* [Exercise]:
Can you rewrite everything from the start of these lines down to the line containing "left-first-lien-title: First Lien", changing "Term Loan" to "Term Facility" and leaving the rest as it is?

* [Supplied entries]:
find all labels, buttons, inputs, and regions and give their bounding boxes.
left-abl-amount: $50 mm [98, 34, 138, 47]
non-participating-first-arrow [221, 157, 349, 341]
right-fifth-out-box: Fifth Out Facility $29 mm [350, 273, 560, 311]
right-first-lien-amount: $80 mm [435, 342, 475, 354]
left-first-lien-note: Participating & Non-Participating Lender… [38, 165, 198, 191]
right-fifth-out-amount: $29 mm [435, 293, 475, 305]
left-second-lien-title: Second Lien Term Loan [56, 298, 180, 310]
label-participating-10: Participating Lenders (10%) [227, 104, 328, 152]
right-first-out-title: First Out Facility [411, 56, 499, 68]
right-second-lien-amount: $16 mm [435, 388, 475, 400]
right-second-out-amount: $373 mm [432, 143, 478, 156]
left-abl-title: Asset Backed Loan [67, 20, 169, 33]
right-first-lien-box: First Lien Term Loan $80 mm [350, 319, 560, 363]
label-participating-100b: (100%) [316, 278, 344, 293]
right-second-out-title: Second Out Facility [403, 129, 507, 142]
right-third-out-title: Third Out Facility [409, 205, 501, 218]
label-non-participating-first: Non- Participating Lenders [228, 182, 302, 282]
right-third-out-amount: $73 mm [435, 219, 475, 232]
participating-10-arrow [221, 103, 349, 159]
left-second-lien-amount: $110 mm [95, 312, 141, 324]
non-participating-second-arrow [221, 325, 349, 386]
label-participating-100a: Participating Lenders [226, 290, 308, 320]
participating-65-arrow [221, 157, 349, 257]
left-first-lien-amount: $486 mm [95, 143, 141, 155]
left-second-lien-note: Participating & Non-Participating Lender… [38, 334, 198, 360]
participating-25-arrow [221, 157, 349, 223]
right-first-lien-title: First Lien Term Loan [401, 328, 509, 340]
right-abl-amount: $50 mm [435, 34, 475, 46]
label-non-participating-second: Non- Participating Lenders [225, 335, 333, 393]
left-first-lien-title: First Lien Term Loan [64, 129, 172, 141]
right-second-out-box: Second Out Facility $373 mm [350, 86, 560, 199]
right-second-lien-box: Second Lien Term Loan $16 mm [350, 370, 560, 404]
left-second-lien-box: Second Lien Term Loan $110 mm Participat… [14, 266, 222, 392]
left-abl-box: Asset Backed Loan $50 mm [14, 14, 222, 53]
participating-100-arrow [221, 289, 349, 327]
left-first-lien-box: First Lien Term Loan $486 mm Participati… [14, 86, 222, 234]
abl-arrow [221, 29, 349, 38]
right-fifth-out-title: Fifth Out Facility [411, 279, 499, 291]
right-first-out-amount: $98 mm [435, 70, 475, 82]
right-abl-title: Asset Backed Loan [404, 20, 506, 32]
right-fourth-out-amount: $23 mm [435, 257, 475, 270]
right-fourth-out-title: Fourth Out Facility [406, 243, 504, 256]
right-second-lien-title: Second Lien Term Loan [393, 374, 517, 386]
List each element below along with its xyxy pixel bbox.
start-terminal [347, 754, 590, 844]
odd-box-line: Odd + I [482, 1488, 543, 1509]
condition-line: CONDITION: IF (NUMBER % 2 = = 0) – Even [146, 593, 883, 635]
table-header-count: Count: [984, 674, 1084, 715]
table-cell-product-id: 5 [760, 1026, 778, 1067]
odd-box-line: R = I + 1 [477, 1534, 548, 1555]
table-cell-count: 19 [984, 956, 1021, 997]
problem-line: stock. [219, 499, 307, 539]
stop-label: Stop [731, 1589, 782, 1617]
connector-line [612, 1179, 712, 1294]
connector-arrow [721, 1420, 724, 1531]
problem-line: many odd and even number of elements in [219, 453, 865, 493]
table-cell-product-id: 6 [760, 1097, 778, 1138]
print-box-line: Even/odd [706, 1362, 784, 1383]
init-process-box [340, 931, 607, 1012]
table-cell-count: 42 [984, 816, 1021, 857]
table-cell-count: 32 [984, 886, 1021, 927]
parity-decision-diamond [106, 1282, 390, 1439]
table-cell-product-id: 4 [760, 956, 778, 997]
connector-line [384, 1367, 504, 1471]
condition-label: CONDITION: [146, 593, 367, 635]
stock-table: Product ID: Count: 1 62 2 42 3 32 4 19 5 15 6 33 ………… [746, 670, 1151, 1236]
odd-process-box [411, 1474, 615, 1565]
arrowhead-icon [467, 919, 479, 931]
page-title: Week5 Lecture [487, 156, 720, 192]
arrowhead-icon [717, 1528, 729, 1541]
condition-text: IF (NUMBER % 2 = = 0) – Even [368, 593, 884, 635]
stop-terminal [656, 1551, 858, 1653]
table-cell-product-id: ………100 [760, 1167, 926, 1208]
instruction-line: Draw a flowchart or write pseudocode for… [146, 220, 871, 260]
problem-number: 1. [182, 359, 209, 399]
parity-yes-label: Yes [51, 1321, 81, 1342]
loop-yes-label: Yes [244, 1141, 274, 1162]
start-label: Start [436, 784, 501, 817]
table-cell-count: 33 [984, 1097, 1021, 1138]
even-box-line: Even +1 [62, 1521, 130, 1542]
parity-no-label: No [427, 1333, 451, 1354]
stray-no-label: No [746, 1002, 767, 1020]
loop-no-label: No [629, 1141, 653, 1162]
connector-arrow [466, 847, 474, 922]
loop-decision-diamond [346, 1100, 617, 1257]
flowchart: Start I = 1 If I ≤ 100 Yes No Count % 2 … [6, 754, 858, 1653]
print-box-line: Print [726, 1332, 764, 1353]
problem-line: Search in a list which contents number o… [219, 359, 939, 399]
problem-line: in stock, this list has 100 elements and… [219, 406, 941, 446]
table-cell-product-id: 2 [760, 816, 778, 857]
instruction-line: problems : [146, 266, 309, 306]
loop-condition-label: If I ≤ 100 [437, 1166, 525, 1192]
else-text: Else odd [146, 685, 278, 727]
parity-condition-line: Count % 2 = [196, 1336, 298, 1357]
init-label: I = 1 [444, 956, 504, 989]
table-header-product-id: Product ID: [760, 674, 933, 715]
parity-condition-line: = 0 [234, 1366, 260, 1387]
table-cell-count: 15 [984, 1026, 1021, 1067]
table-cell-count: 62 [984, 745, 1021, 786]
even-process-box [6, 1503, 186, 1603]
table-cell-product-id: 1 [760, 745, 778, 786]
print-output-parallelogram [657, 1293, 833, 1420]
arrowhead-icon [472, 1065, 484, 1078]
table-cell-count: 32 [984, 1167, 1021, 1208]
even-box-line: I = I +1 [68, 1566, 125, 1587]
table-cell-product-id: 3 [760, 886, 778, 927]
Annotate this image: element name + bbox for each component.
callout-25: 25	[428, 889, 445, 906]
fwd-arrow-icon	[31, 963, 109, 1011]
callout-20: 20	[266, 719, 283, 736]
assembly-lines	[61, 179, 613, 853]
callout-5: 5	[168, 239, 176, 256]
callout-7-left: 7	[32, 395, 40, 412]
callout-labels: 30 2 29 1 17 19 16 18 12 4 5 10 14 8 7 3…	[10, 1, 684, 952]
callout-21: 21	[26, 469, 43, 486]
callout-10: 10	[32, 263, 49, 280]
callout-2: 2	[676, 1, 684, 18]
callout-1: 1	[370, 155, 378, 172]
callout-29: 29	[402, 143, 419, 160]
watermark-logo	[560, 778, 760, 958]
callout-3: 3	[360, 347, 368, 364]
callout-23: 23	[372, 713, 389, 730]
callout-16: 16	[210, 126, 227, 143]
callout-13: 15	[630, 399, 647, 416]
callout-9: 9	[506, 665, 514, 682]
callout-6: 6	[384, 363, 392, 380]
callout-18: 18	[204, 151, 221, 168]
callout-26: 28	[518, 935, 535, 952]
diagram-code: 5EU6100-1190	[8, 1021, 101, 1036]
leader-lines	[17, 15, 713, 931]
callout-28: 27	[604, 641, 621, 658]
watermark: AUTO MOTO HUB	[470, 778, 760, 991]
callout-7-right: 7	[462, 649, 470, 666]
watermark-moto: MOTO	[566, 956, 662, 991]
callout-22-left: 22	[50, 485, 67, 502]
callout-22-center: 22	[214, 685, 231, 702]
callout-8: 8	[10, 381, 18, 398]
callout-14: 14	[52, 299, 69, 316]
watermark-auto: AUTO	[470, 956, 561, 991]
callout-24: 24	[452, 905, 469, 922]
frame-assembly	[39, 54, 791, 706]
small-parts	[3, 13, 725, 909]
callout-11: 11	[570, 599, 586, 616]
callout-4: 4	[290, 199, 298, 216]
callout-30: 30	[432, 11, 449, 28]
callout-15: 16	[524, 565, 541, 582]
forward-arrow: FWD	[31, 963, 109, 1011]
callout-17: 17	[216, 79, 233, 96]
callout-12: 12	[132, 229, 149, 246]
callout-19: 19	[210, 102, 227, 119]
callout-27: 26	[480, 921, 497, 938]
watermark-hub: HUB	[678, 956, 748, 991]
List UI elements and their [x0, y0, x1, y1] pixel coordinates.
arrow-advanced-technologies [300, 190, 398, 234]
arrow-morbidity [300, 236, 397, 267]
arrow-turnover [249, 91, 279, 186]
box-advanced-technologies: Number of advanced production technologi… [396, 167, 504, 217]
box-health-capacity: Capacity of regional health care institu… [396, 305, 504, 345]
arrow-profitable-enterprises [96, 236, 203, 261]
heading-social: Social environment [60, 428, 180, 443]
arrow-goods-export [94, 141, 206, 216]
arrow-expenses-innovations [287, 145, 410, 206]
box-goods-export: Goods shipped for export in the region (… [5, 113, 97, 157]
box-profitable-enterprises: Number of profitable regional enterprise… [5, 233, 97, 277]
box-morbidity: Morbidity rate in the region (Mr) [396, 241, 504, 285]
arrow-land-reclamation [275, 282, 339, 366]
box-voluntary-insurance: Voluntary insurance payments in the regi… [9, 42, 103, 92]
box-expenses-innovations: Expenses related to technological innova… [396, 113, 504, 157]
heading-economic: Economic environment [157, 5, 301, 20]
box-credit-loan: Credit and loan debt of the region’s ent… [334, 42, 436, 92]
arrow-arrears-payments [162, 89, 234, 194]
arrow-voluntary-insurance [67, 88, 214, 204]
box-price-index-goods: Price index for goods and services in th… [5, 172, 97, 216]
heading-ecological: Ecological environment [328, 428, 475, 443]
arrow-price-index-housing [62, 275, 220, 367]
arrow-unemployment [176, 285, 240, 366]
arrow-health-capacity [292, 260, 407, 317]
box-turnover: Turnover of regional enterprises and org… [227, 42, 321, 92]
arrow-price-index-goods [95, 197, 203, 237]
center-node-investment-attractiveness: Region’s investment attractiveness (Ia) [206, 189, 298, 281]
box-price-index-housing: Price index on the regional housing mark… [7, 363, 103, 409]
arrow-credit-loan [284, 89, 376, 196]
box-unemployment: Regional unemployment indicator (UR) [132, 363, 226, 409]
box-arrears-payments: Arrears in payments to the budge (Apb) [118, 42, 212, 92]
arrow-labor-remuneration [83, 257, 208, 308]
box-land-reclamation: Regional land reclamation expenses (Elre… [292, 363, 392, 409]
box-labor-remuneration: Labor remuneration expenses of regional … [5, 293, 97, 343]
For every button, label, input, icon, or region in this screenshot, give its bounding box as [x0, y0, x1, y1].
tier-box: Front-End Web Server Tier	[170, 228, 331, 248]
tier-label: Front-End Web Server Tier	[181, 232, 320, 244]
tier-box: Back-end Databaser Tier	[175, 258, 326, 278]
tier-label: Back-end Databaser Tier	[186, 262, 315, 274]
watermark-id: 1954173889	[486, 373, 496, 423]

* [Output]:
find all labels, buttons, inputs, and regions and give their bounding boxes.
left-abl-amount: $50 mm [98, 34, 138, 47]
non-participating-first-arrow [221, 157, 349, 341]
right-fifth-out-box: Fifth Out Facility $29 mm [350, 273, 560, 311]
right-first-lien-amount: $80 mm [435, 342, 475, 354]
left-first-lien-note: Participating & Non-Participating Lender… [38, 165, 198, 191]
right-fifth-out-amount: $29 mm [435, 293, 475, 305]
left-second-lien-title: Second Lien Term Facility [56, 298, 180, 310]
label-participating-10: Participating Lenders (10%) [227, 104, 328, 152]
right-first-out-title: First Out Facility [411, 56, 499, 68]
right-second-lien-amount: $16 mm [435, 388, 475, 400]
right-second-out-amount: $373 mm [432, 143, 478, 156]
left-abl-title: Asset Backed Loan [67, 20, 169, 33]
right-first-lien-box: First Lien Term Facility $80 mm [350, 319, 560, 363]
label-participating-100b: (100%) [316, 278, 344, 293]
right-second-out-title: Second Out Facility [403, 129, 507, 142]
right-third-out-title: Third Out Facility [409, 205, 501, 218]
label-non-participating-first: Non- Participating Lenders [228, 182, 302, 282]
right-third-out-amount: $73 mm [435, 219, 475, 232]
participating-10-arrow [221, 103, 349, 159]
left-second-lien-amount: $110 mm [95, 312, 141, 324]
non-participating-second-arrow [221, 325, 349, 386]
label-participating-100a: Participating Lenders [226, 290, 308, 320]
participating-65-arrow [221, 157, 349, 257]
left-first-lien-amount: $486 mm [95, 143, 141, 155]
left-second-lien-note: Participating & Non-Participating Lender… [38, 334, 198, 360]
participating-25-arrow [221, 157, 349, 223]
right-first-lien-title: First Lien Term Facility [401, 328, 509, 340]
right-abl-amount: $50 mm [435, 34, 475, 46]
label-non-participating-second: Non- Participating Lenders [225, 335, 333, 393]
left-first-lien-title: First Lien Term Facility [64, 129, 172, 141]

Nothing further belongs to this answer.